INSTRUCTION:
Rewrite the listing from the line with "label-c: C: [146, 288, 156, 303]" through the line with "angle-arc-1: [309, 500, 316, 503]", substituting "segment" for every "line" and keeping everything else as it is.

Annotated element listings
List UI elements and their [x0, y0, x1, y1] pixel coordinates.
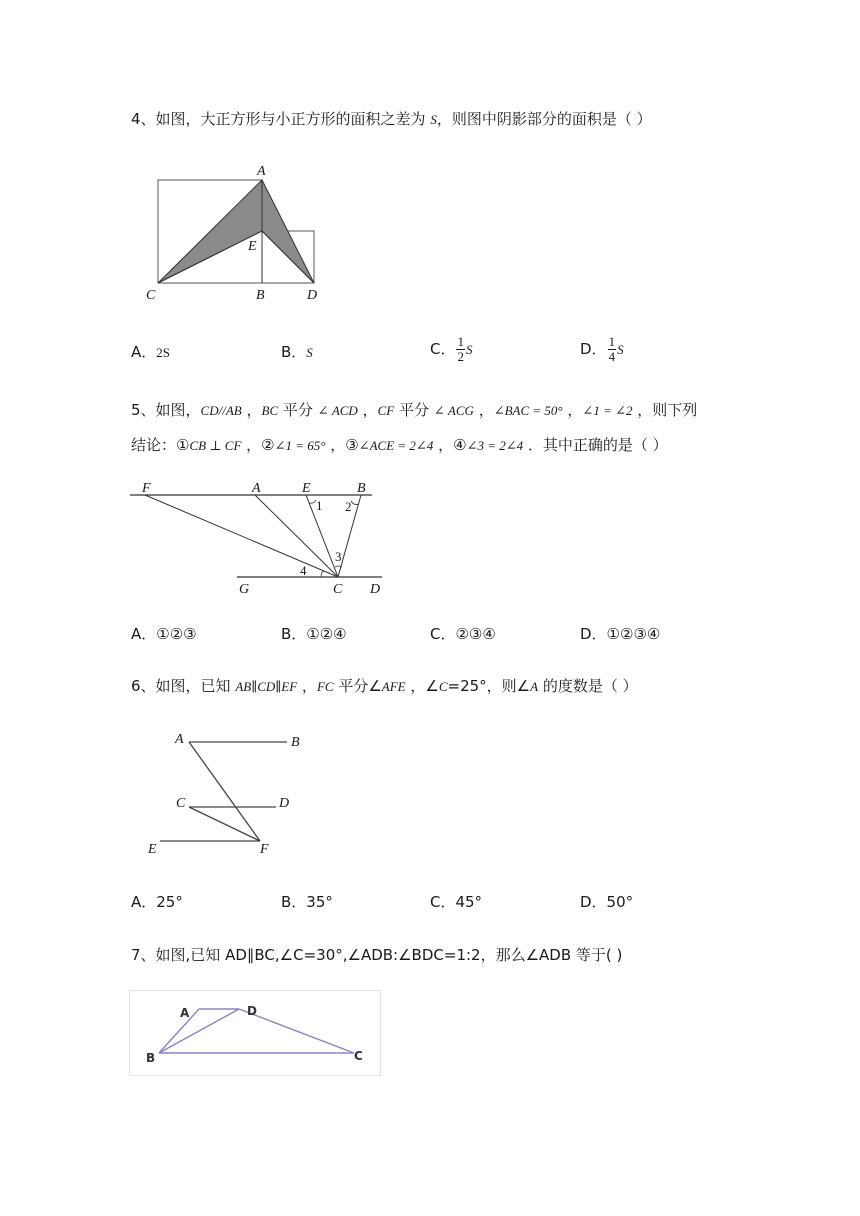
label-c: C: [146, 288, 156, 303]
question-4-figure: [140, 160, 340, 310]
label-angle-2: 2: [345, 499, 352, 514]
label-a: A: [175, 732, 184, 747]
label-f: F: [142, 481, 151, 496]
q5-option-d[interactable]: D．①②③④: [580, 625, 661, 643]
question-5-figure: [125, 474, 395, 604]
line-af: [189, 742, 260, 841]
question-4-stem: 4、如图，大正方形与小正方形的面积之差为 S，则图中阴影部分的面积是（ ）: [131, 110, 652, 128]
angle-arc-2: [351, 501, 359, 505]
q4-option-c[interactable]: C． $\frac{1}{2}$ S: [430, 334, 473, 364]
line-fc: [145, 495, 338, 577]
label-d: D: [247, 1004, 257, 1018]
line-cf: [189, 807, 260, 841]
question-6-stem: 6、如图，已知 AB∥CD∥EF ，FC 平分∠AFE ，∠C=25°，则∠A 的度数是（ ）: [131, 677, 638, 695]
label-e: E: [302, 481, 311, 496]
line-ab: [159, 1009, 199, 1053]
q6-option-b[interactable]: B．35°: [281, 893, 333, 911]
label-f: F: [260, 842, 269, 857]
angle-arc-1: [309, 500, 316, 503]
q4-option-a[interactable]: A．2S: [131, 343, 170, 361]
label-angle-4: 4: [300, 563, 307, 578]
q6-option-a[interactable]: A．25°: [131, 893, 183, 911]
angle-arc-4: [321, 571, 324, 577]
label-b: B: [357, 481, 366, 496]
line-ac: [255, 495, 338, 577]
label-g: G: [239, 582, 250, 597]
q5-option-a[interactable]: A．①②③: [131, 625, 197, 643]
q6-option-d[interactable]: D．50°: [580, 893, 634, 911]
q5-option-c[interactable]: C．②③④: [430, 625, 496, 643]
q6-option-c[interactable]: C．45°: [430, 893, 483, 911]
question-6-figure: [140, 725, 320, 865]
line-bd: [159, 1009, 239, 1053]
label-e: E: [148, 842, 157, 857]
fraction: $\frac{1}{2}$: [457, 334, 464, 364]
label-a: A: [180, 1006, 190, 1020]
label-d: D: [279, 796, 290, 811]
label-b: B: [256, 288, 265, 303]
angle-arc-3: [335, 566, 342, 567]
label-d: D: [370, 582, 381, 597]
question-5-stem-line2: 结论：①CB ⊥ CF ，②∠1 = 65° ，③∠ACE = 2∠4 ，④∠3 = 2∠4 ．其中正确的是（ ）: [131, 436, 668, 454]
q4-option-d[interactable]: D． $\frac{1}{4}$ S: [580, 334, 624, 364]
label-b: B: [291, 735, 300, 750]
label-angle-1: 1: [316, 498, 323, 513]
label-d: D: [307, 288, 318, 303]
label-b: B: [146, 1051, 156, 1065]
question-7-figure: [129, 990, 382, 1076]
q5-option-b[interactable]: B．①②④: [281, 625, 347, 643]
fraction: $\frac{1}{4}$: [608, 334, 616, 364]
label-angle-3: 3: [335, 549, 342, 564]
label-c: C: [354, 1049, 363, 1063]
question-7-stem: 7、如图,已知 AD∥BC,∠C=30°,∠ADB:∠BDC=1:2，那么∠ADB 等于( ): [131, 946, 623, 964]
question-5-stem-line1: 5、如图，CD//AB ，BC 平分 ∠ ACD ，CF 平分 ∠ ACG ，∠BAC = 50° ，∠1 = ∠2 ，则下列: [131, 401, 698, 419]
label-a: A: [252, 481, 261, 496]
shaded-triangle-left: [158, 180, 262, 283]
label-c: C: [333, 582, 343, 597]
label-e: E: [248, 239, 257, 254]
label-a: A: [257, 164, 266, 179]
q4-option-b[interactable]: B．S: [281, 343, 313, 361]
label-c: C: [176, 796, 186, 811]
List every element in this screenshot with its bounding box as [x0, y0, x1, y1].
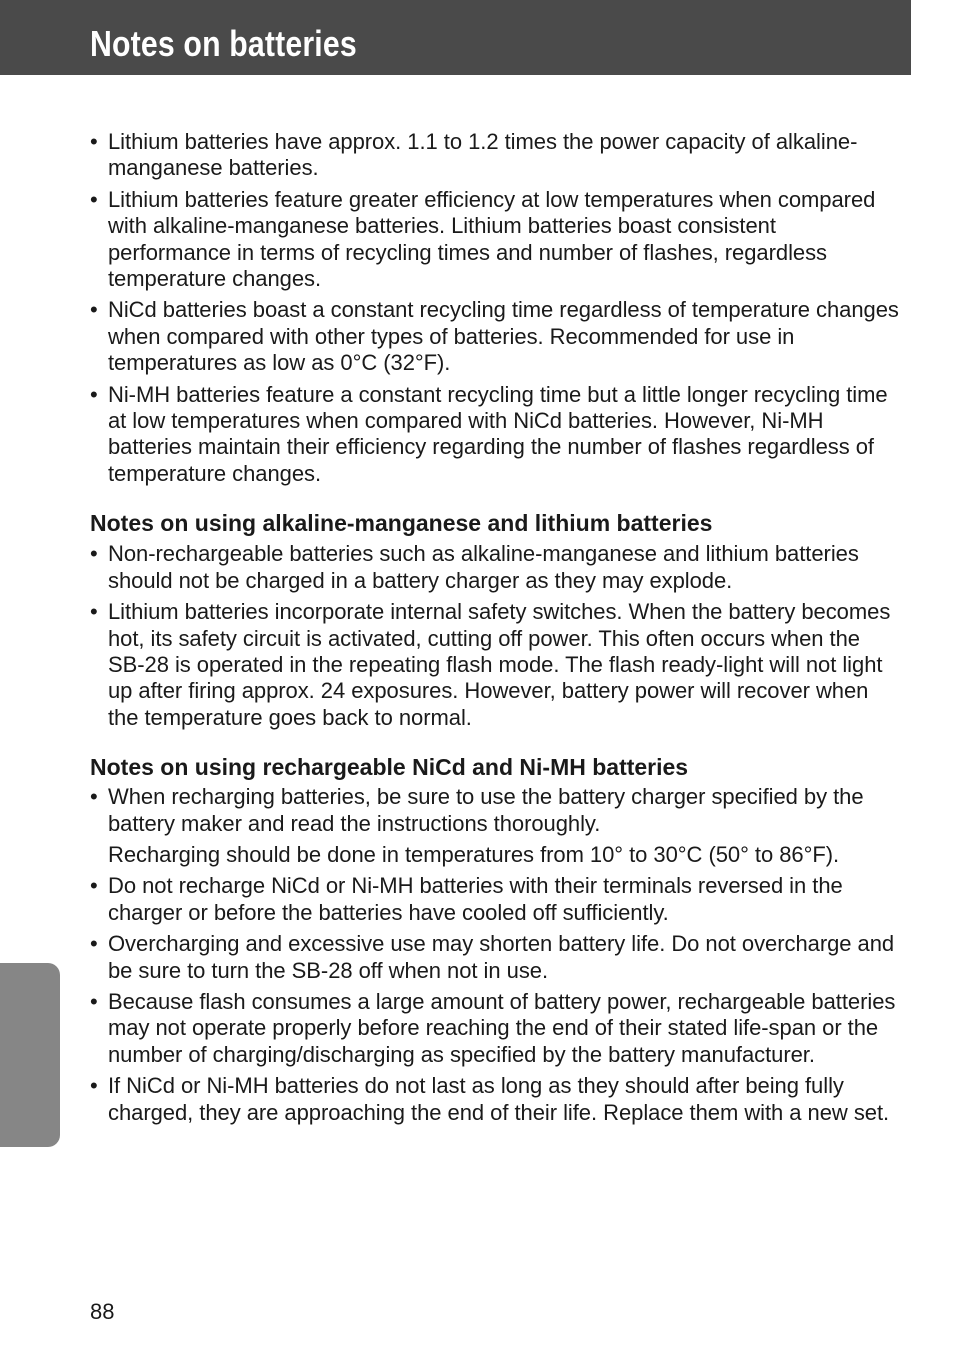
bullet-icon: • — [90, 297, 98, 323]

ANSWER:
label-c: C: [146, 288, 156, 303]
question-4-figure: [140, 160, 340, 310]
label-angle-2: 2: [345, 499, 352, 514]
label-a: A: [175, 732, 184, 747]
label-f: F: [142, 481, 151, 496]
q5-option-d[interactable]: D．①②③④: [580, 625, 661, 643]
question-5-figure: [125, 474, 395, 604]
segment-af: [189, 742, 260, 841]
question-4-stem: 4、如图，大正方形与小正方形的面积之差为 S，则图中阴影部分的面积是（ ）: [131, 110, 652, 128]
angle-arc-2: [351, 501, 359, 505]
q4-option-c[interactable]: C． $\frac{1}{2}$ S: [430, 334, 473, 364]
segment-fc: [145, 495, 338, 577]
label-d: D: [247, 1004, 257, 1018]
segment-cf: [189, 807, 260, 841]
question-6-stem: 6、如图，已知 AB∥CD∥EF ，FC 平分∠AFE ，∠C=25°，则∠A 的度数是（ ）: [131, 677, 638, 695]
label-e: E: [302, 481, 311, 496]
segment-ab: [159, 1009, 199, 1053]
q6-option-b[interactable]: B．35°: [281, 893, 333, 911]
label-f: F: [260, 842, 269, 857]
angle-arc-1: [309, 500, 316, 503]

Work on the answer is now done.